## BEGIN Information given

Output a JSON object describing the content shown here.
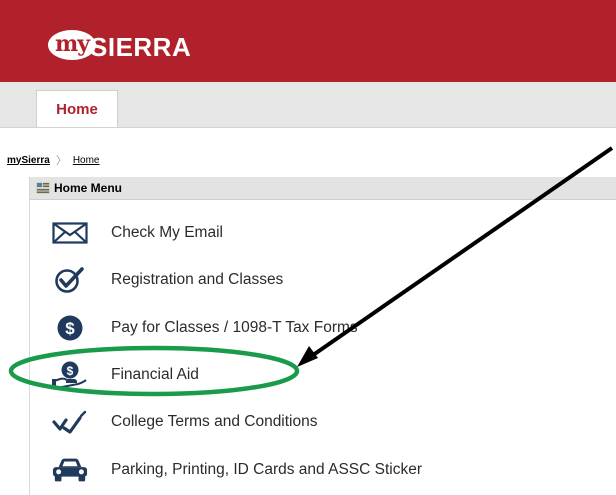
{
  "header": {
    "logo_my": "my",
    "logo_sierra": "SIERRA",
    "color": "#b1212b"
  },
  "tabs": [
    {
      "label": "Home",
      "active": true
    }
  ],
  "breadcrumb": {
    "root": "mySierra",
    "current": "Home"
  },
  "menu": {
    "title": "Home Menu",
    "items": [
      {
        "label": "Check My Email",
        "icon": "envelope-icon"
      },
      {
        "label": "Registration and Classes",
        "icon": "check-circle-icon"
      },
      {
        "label": "Pay for Classes / 1098-T Tax Forms",
        "icon": "dollar-circle-icon"
      },
      {
        "label": "Financial Aid",
        "icon": "hand-dollar-icon",
        "highlighted": true
      },
      {
        "label": "College Terms and Conditions",
        "icon": "signature-check-icon"
      },
      {
        "label": "Parking, Printing, ID Cards and ASSC Sticker",
        "icon": "car-icon"
      }
    ]
  },
  "annotation": {
    "ellipse_color": "#1a9b4b",
    "arrow_color": "#000000"
  }
}
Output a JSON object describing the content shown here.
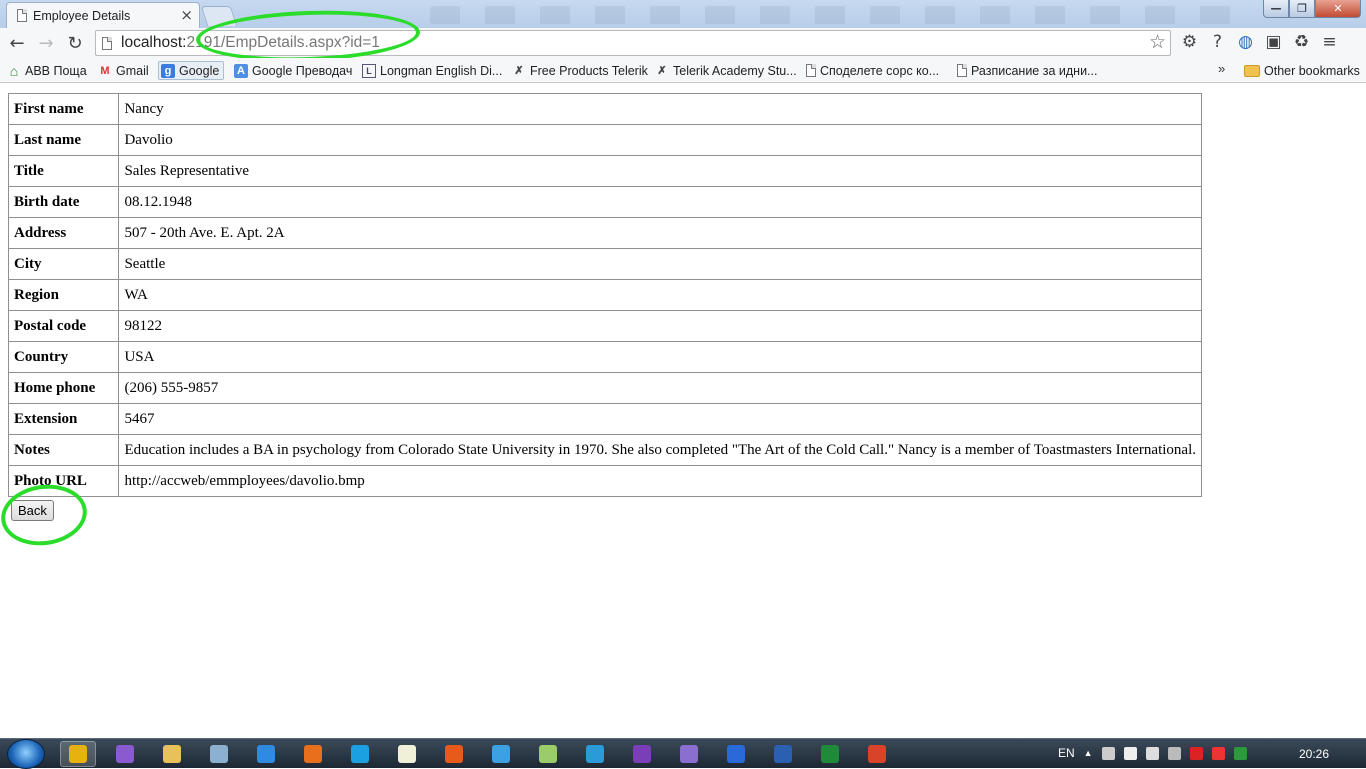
{
  "browser": {
    "tab_title": "Employee Details",
    "tab_close": "×",
    "url_host": "localhost:",
    "url_rest": "2191/EmpDetails.aspx?id=1",
    "window_controls": {
      "minimize": "—",
      "maximize": "❐",
      "close": "✕"
    },
    "nav": {
      "back": "←",
      "forward": "→",
      "reload": "↻"
    },
    "star": "☆",
    "toolbar_icons": [
      "⚙",
      "?",
      "◍",
      "▣",
      "♻",
      "≡"
    ],
    "bookmarks": [
      {
        "icon": "⌂",
        "label": "АВВ Поща"
      },
      {
        "icon": "M",
        "label": "Gmail"
      },
      {
        "icon": "g",
        "label": "Google"
      },
      {
        "icon": "A",
        "label": "Google Преводач"
      },
      {
        "icon": "L",
        "label": "Longman English Di..."
      },
      {
        "icon": "✗",
        "label": "Free Products Telerik"
      },
      {
        "icon": "✗",
        "label": "Telerik Academy Stu..."
      },
      {
        "icon": "",
        "label": "Споделете сорс ко..."
      },
      {
        "icon": "",
        "label": "Разписание за идни..."
      }
    ],
    "bookmarks_more": "»",
    "other_bookmarks": "Other bookmarks"
  },
  "employee": {
    "rows": [
      {
        "label": "First name",
        "value": "Nancy"
      },
      {
        "label": "Last name",
        "value": "Davolio"
      },
      {
        "label": "Title",
        "value": "Sales Representative"
      },
      {
        "label": "Birth date",
        "value": "08.12.1948"
      },
      {
        "label": "Address",
        "value": "507 - 20th Ave. E. Apt. 2A"
      },
      {
        "label": "City",
        "value": "Seattle"
      },
      {
        "label": "Region",
        "value": "WA"
      },
      {
        "label": "Postal code",
        "value": "98122"
      },
      {
        "label": "Country",
        "value": "USA"
      },
      {
        "label": "Home phone",
        "value": "(206) 555-9857"
      },
      {
        "label": "Extension",
        "value": "5467"
      },
      {
        "label": "Notes",
        "value": "Education includes a BA in psychology from Colorado State University in 1970. She also completed \"The Art of the Cold Call.\" Nancy is a member of Toastmasters International."
      },
      {
        "label": "Photo URL",
        "value": "http://accweb/emmployees/davolio.bmp"
      }
    ],
    "back_label": "Back"
  },
  "taskbar": {
    "items": [
      "chrome",
      "visual-studio",
      "explorer",
      "tools",
      "ie",
      "firefox",
      "skype",
      "notepad",
      "app",
      "app",
      "app",
      "skype",
      "visual-studio",
      "app",
      "photoshop",
      "word",
      "excel",
      "app"
    ],
    "language": "EN",
    "clock": "20:26"
  },
  "colors": {
    "annotation": "#2bdc2b",
    "table_border": "#8f8f8f"
  }
}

## END Information given

* [What is expected] Without including any pictures, output all the entries above exactly.

* [Solution to this task]
Output a JSON object describing the content shown here.
{
  "header": {
    "logo_my": "my",
    "logo_sierra": "SIERRA",
    "color": "#b1212b"
  },
  "tabs": [
    {
      "label": "Home",
      "active": true
    }
  ],
  "breadcrumb": {
    "root": "mySierra",
    "current": "Home"
  },
  "menu": {
    "title": "Home Menu",
    "items": [
      {
        "label": "Check My Email",
        "icon": "envelope-icon"
      },
      {
        "label": "Registration and Classes",
        "icon": "check-circle-icon"
      },
      {
        "label": "Pay for Classes / 1098-T Tax Forms",
        "icon": "dollar-circle-icon"
      },
      {
        "label": "Financial Aid",
        "icon": "hand-dollar-icon",
        "highlighted": true
      },
      {
        "label": "College Terms and Conditions",
        "icon": "signature-check-icon"
      },
      {
        "label": "Parking, Printing, ID Cards and ASSC Sticker",
        "icon": "car-icon"
      }
    ]
  },
  "annotation": {
    "ellipse_color": "#1a9b4b",
    "arrow_color": "#000000"
  }
}
Output a JSON object describing the content shown here.
{
  "browser": {
    "tab_title": "Employee Details",
    "tab_close": "×",
    "url_host": "localhost:",
    "url_rest": "2191/EmpDetails.aspx?id=1",
    "window_controls": {
      "minimize": "—",
      "maximize": "❐",
      "close": "✕"
    },
    "nav": {
      "back": "←",
      "forward": "→",
      "reload": "↻"
    },
    "star": "☆",
    "toolbar_icons": [
      "⚙",
      "?",
      "◍",
      "▣",
      "♻",
      "≡"
    ],
    "bookmarks": [
      {
        "icon": "⌂",
        "label": "АВВ Поща"
      },
      {
        "icon": "M",
        "label": "Gmail"
      },
      {
        "icon": "g",
        "label": "Google"
      },
      {
        "icon": "A",
        "label": "Google Преводач"
      },
      {
        "icon": "L",
        "label": "Longman English Di..."
      },
      {
        "icon": "✗",
        "label": "Free Products Telerik"
      },
      {
        "icon": "✗",
        "label": "Telerik Academy Stu..."
      },
      {
        "icon": "",
        "label": "Споделете сорс ко..."
      },
      {
        "icon": "",
        "label": "Разписание за идни..."
      }
    ],
    "bookmarks_more": "»",
    "other_bookmarks": "Other bookmarks"
  },
  "employee": {
    "rows": [
      {
        "label": "First name",
        "value": "Nancy"
      },
      {
        "label": "Last name",
        "value": "Davolio"
      },
      {
        "label": "Title",
        "value": "Sales Representative"
      },
      {
        "label": "Birth date",
        "value": "08.12.1948"
      },
      {
        "label": "Address",
        "value": "507 - 20th Ave. E. Apt. 2A"
      },
      {
        "label": "City",
        "value": "Seattle"
      },
      {
        "label": "Region",
        "value": "WA"
      },
      {
        "label": "Postal code",
        "value": "98122"
      },
      {
        "label": "Country",
        "value": "USA"
      },
      {
        "label": "Home phone",
        "value": "(206) 555-9857"
      },
      {
        "label": "Extension",
        "value": "5467"
      },
      {
        "label": "Notes",
        "value": "Education includes a BA in psychology from Colorado State University in 1970. She also completed \"The Art of the Cold Call.\" Nancy is a member of Toastmasters International."
      },
      {
        "label": "Photo URL",
        "value": "http://accweb/emmployees/davolio.bmp"
      }
    ],
    "back_label": "Back"
  },
  "taskbar": {
    "items": [
      "chrome",
      "visual-studio",
      "explorer",
      "tools",
      "ie",
      "firefox",
      "skype",
      "notepad",
      "app",
      "app",
      "app",
      "skype",
      "visual-studio",
      "app",
      "photoshop",
      "word",
      "excel",
      "app"
    ],
    "language": "EN",
    "clock": "20:26"
  },
  "colors": {
    "annotation": "#2bdc2b",
    "table_border": "#8f8f8f"
  }
}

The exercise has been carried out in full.